**Directive**
In the listing below, pick out lines with "entre".

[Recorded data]
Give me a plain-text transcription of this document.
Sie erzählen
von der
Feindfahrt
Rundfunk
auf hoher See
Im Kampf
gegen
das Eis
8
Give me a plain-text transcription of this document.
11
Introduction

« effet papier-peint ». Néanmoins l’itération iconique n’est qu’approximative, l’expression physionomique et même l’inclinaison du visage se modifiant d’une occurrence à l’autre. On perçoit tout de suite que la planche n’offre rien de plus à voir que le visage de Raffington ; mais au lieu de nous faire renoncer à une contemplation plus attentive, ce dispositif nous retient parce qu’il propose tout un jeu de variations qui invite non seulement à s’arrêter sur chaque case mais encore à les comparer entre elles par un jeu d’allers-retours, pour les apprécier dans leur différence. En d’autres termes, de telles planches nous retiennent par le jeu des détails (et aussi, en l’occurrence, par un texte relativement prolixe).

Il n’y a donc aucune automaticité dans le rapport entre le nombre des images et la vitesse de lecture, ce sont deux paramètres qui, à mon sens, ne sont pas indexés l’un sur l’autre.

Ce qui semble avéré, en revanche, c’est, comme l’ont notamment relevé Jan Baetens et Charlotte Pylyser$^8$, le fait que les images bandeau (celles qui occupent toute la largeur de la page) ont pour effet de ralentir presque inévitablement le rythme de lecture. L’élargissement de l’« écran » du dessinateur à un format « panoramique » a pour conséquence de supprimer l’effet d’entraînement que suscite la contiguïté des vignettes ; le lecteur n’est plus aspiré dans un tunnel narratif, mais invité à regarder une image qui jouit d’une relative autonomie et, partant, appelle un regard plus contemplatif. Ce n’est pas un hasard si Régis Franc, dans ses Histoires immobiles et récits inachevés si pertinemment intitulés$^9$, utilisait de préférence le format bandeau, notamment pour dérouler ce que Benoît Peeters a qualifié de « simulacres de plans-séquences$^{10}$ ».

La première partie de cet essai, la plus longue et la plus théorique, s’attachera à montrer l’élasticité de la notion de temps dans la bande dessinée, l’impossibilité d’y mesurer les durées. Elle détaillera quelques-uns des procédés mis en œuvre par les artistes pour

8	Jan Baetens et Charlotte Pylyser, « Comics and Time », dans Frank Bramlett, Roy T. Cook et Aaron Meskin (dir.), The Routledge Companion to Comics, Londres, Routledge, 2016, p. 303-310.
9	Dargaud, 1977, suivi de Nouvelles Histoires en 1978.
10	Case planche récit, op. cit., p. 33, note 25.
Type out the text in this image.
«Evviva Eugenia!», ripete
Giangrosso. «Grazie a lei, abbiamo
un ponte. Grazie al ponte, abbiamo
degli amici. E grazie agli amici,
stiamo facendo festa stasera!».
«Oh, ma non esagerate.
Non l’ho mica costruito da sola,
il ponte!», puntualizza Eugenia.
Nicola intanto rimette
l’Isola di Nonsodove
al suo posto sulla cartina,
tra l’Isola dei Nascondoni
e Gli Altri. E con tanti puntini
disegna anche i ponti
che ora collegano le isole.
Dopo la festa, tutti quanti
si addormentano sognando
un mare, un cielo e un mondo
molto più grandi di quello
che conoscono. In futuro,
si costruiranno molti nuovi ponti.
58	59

**Exercise response**
« effet papier-peint ». Néanmoins l’itération iconique n’est qu’approximative, l’expression physionomique et même l’inclinaison du visage se modifiant d’une occurrence à l’autre. On perçoit tout de suite que la planche n’offre rien de plus à voir que le visage de Raffington ; mais au lieu de nous faire renoncer à une contemplation plus attentive, ce dispositif nous retient parce qu’il propose tout un jeu de variations qui invite non seulement à s’arrêter sur chaque case mais encore à les comparer entre elles par un jeu d’allers-retours, pour les apprécier dans leur différence. En d’autres termes, de telles planches nous retiennent par le jeu des détails (et aussi, en l’occurrence, par un texte relativement prolixe).
Il n’y a donc aucune automaticité dans le rapport entre le nombre des images et la vitesse de lecture, ce sont deux paramètres qui, à mon sens, ne sont pas indexés l’un sur l’autre.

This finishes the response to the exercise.